*LISTE DES TÂCHES*:
(a) Citez textuellement le passage de l'extrait sur les autapses, de « Les neurones communiquent » jusqu'à « réponses fonctionnelles inhibitrices. » inclus.
(b) D'après l'extrait sur les autapses, quelle proportion des cellules PV présente une transmission autaptique ?
(c) Prolongez l'extrait sur les autapses à partir de sa dernière phrase.
##### EXTRAIT SOURCE #####
Les neurones communiquent entre eux via des synapses, structures spécialisées qui connectent généralement deux neurones entre eux localisés soit à distance l’un de l’autre soit à proximité au sein d’un même microcircuit.

 

Une étude conduite par l’équipe d’Alberto BACCI à l’Institut du Cerveau – ICM a montré que la présence d’autapses dans les cellules PV était un phénomène courant et puissant : environ 70% de ces cellules présentent une transmission autaptique et génèrent de fortes réponses fonctionnelles inhibitrices.

Nous avons montré que les cellules PV, établissent de nombreux contacts autaptiquessur leurs propres dendrites et exerçent une auto-inhibition très rapide et puissante. Cependant jusqu’à maintenant l’impact de cette forte inhibition autaptique sur les réseaux corticaux a été relativement négligé. C’est pourquoi la première étape importante de nos travaux a été de quantifier cette auto-inhibition » explique Charlotte DELEUZE, premier auteur de cette étude.

Pour cela, les chercheurs se sont intéressés aux deux types majoritaires de partenaires synaptiques des cellules PV au sein du réseau cortical : les neurones pyramidaux (PNs) et les autres cellules PV.Ils ont mesuré et comparé la puissance de l’auto-inhibition autaptique à celle de l’inhibition synaptique sur les autres cellules PV et les PNs.Ils ont montré que la réponse autaptique est trois fois plus forte que la transmission synaptique avec les PNs et deux fois plus forte que la transmission avec les autres cellules PV.Grace à une nouvelle approche d’analyse développée par le laboratoire dirigé par Marco BEATO de l’université UCL de Londres (collaboration), l’équipe a pu montrer que la transmission autaptique était plus forte que les connections PV-PNs grâce à une sensibilité post-synaptique plus grande. A l’inverse, au niveau des connections PV-PV, lla puissance supérieure des autapses résulte d’un plus grand nombre de sites de libération autaptique .

Après avoir mis en évidence une plus forte inhibition par les autapses, la question majeure était de quantifier l’étendue de cette inhibition. Une seule cellule PV reçoit de nombreux messages afférents des autres cellules et d’elle-même.  A quel degré ces autapses contribuent-elles à l’inhibition totale reçue par les cellules PV ? » continue Alberto BACCI, chef d’équipe à l’Institut du Cerveau – ICM.
##### DONNÉES FOURNIES #####
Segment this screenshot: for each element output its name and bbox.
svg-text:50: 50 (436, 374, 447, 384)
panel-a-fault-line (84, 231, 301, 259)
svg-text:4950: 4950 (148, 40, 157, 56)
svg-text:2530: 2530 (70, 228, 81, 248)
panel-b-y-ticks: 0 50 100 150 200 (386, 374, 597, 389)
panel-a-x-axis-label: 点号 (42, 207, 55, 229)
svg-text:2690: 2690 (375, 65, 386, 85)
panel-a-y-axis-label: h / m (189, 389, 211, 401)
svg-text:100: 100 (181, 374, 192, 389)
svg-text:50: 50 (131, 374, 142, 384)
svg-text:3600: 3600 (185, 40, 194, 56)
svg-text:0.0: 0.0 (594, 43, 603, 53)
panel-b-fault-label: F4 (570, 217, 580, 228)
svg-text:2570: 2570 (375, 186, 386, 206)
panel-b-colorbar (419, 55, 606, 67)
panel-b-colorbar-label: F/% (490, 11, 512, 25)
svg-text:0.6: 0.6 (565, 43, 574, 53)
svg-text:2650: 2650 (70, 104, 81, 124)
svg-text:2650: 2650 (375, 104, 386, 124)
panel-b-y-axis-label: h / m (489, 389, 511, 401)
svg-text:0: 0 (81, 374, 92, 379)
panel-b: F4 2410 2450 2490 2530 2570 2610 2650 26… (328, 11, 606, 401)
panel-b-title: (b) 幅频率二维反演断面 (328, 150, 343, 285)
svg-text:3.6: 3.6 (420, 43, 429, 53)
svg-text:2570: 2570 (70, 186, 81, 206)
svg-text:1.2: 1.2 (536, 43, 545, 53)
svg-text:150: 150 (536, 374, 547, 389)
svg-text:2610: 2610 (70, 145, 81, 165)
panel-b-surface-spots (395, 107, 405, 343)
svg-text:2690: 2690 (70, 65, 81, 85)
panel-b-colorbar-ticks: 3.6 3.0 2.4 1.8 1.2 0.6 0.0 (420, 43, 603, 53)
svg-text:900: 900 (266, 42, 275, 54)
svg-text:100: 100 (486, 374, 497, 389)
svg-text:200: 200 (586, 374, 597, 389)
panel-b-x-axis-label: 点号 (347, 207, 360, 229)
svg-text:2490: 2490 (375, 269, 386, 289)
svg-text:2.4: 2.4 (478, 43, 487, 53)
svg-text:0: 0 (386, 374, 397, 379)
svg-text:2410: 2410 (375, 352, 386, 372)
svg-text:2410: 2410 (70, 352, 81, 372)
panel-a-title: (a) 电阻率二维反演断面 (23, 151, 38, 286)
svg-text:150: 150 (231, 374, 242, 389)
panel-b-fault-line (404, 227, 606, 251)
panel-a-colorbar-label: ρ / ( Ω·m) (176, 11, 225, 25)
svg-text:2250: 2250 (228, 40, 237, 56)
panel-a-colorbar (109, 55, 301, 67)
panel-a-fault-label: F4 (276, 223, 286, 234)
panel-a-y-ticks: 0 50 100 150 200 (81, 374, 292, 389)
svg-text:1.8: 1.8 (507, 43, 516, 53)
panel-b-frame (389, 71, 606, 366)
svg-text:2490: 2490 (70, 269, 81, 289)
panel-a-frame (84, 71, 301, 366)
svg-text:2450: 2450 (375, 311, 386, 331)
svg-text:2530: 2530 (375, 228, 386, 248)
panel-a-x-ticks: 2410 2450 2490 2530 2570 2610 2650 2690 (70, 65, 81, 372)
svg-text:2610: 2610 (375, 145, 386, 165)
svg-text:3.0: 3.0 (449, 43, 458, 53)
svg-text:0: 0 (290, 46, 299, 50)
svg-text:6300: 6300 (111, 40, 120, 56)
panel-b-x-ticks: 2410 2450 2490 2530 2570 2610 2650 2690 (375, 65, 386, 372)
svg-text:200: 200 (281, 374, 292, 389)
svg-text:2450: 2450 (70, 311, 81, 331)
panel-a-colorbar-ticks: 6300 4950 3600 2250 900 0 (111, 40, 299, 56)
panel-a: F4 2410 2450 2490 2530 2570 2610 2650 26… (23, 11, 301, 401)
#####
*RÉPONSES NUMÉROTÉES*:
(a)
Les neurones communiquent entre eux via des synapses, structures spécialisées qui connectent généralement deux neurones entre eux localisés soit à distance l’un de l’autre soit à proximité au sein d’un même microcircuit.

 

Une étude conduite par l’équipe d’Alberto BACCI à l’Institut du Cerveau – ICM a montré que la présence d’autapses dans les cellules PV était un phénomène courant et puissant : environ 70% de ces cellules présentent une transmission autaptique et génèrent de fortes réponses fonctionnelles inhibitrices.

(b) Environ 70 % des cellules PV.

(c)
 

En utilisant différentes approches, l’équipe a pu montrer qu’environ 40% de l’inhibition globale reçue par les cellules PV provenait des connections autaptiques.

 

« Les cellules PV sont connues pour orchestrer les oscillations gamma (30-80Hz), comme un métronome. Quel est donc le rôle des autapses pendant ces oscillations ? Notre hypothèse est que les autapses permettent aux cellules PV de rester synchronisées avec les oscillations gamma. Afin de montrer cela, nous avons généré artificiellement ce type d’oscillations grâce à la technique d’optogénétique »complète Charlotte DELEUZE.

 

Ainsi, l’équipe a montré que le blocage des autapses d’une seule cellule PV modifie fortement le degré de synchronisation de cette cellule avec les oscillations gamma. Sans autapses, l’activité électrique générée par les neurones PV est distribuée plus aléatoirement, désynchronisée des oscillations gamma, ce qui rend le message plus bruyant et moins précis. Le timing des potentiel d’action est essentiel à un flux correct des informations entre les réseaux neuronaux.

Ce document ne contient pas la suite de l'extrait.